**TASK DIRECTIONS**
Each line of the listing must be transcribed exactly, except for the images, which should be excluded.

**DATA PROVIDED**
************

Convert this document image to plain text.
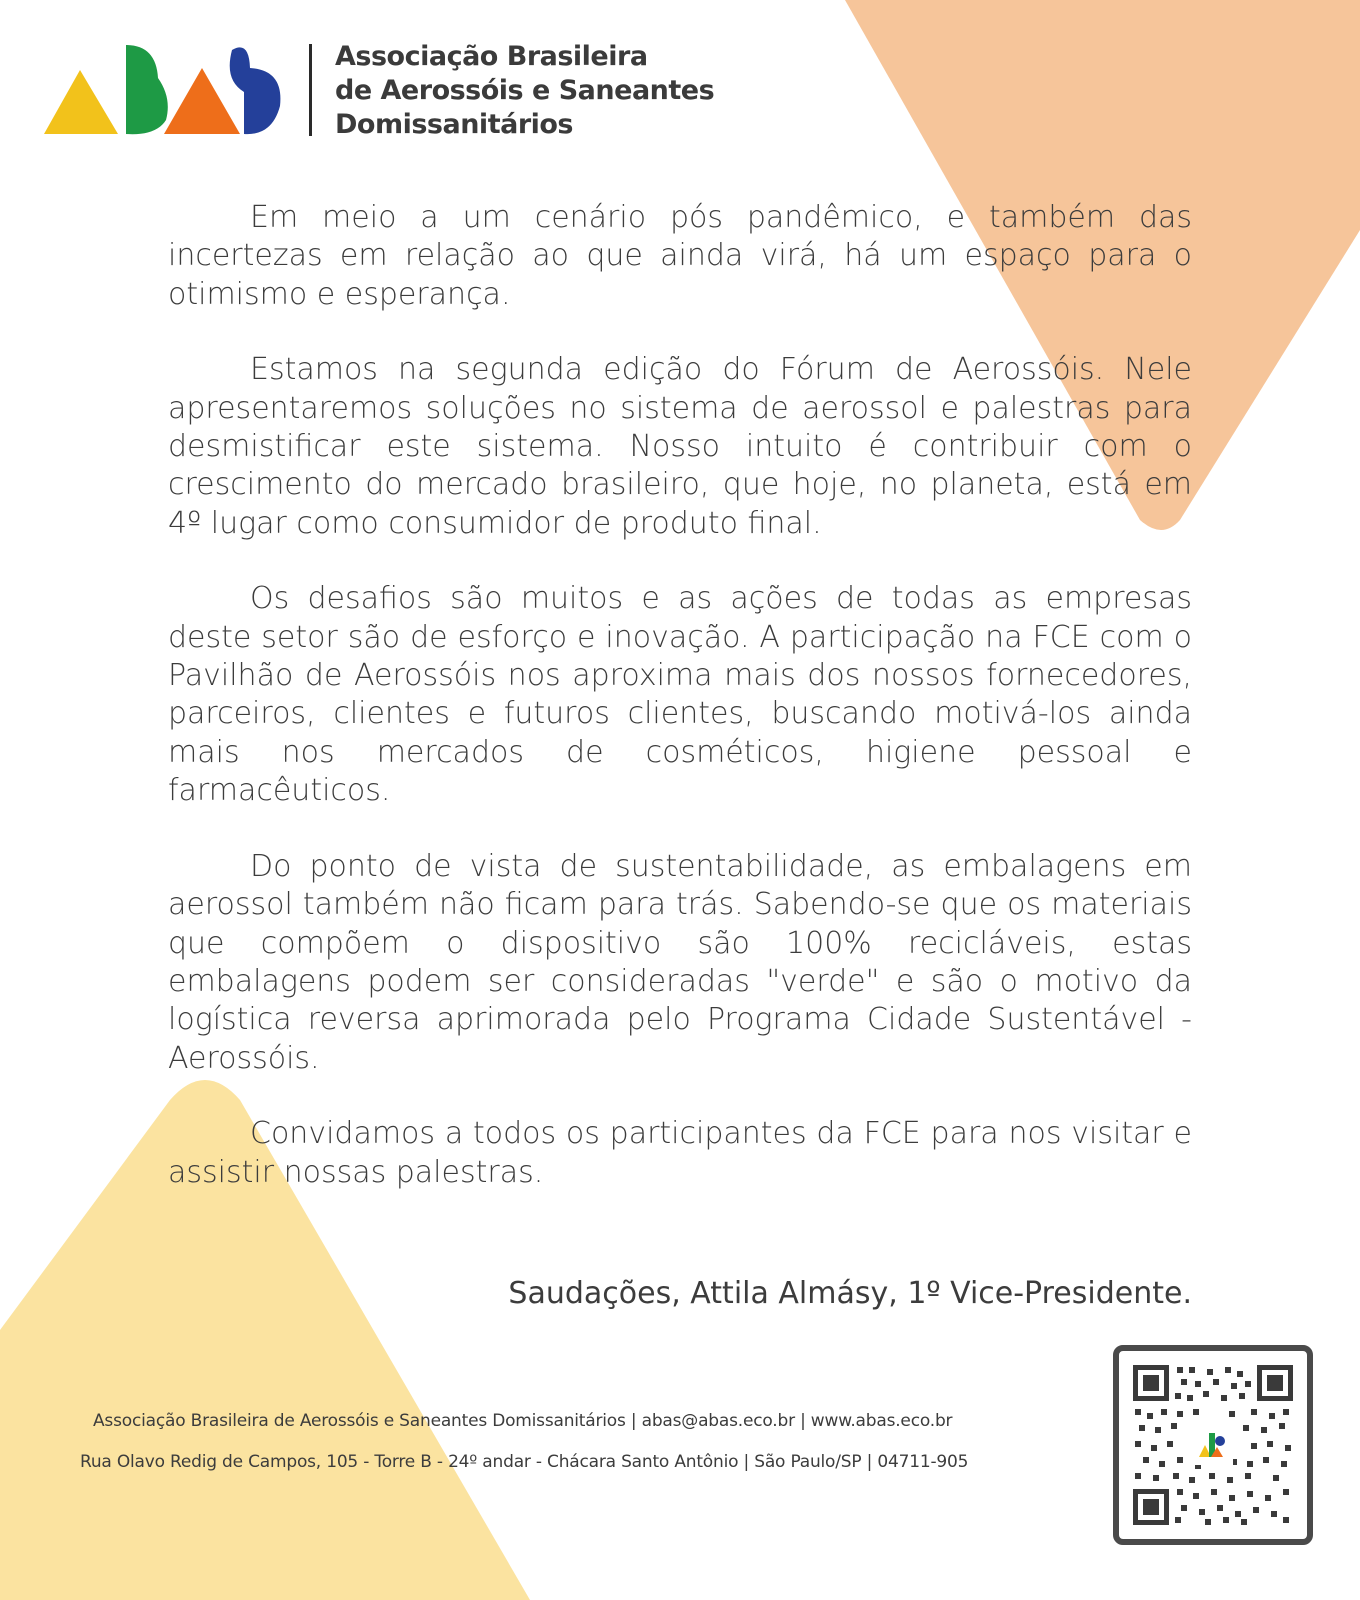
Associação Brasileira
de Aerossóis e Saneantes
Domissanitários

Em meio a um cenário pós pandêmico, e também das incertezas em relação ao que ainda virá, há um espaço para o otimismo e esperança.

Estamos na segunda edição do Fórum de Aerossóis. Nele apresentaremos soluções no sistema de aerossol e palestras para desmistificar este sistema. Nosso intuito é contribuir com o crescimento do mercado brasileiro, que hoje, no planeta, está em 4º lugar como consumidor de produto final.

Os desafios são muitos e as ações de todas as empresas deste setor são de esforço e inovação. A participação na FCE com o Pavilhão de Aerossóis nos aproxima mais dos nossos fornecedores, parceiros, clientes e futuros clientes, buscando motivá-los ainda mais nos mercados de cosméticos, higiene pessoal e farmacêuticos.

Do ponto de vista de sustentabilidade, as embalagens em aerossol também não ficam para trás. Sabendo-se que os materiais que compõem o dispositivo são 100% recicláveis, estas embalagens podem ser consideradas "verde" e são o motivo da logística reversa aprimorada pelo Programa Cidade Sustentável - Aerossóis.

Convidamos a todos os participantes da FCE para nos visitar e assistir nossas palestras.

Saudações, Attila Almásy, 1º Vice-Presidente.
Associação Brasileira de Aerossóis e Saneantes Domissanitários | abas@abas.eco.br | www.abas.eco.br
Rua Olavo Redig de Campos, 105 - Torre B - 24º andar - Chácara Santo Antônio | São Paulo/SP | 04711-905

************

**FULL ANSWER**
Convert this document image to plain text.
Associação Brasileira
de Aerossóis e Saneantes
Domissanitários

Em meio a um cenário pós pandêmico, e também das incertezas em relação ao que ainda virá, há um espaço para o otimismo e esperança.

Estamos na segunda edição do Fórum de Aerossóis. Nele apresentaremos soluções no sistema de aerossol e palestras para desmistificar este sistema. Nosso intuito é contribuir com o crescimento do mercado brasileiro, que hoje, no planeta, está em 4º lugar como consumidor de produto final.

Os desafios são muitos e as ações de todas as empresas deste setor são de esforço e inovação. A participação na FCE com o Pavilhão de Aerossóis nos aproxima mais dos nossos fornecedores, parceiros, clientes e futuros clientes, buscando motivá-los ainda mais nos mercados de cosméticos, higiene pessoal e farmacêuticos.

Do ponto de vista de sustentabilidade, as embalagens em aerossol também não ficam para trás. Sabendo-se que os materiais que compõem o dispositivo são 100% recicláveis, estas embalagens podem ser consideradas "verde" e são o motivo da logística reversa aprimorada pelo Programa Cidade Sustentável - Aerossóis.

Convidamos a todos os participantes da FCE para nos visitar e assistir nossas palestras.

Saudações, Attila Almásy, 1º Vice-Presidente.
Associação Brasileira de Aerossóis e Saneantes Domissanitários | abas@abas.eco.br | www.abas.eco.br
Rua Olavo Redig de Campos, 105 - Torre B - 24º andar - Chácara Santo Antônio | São Paulo/SP | 04711-905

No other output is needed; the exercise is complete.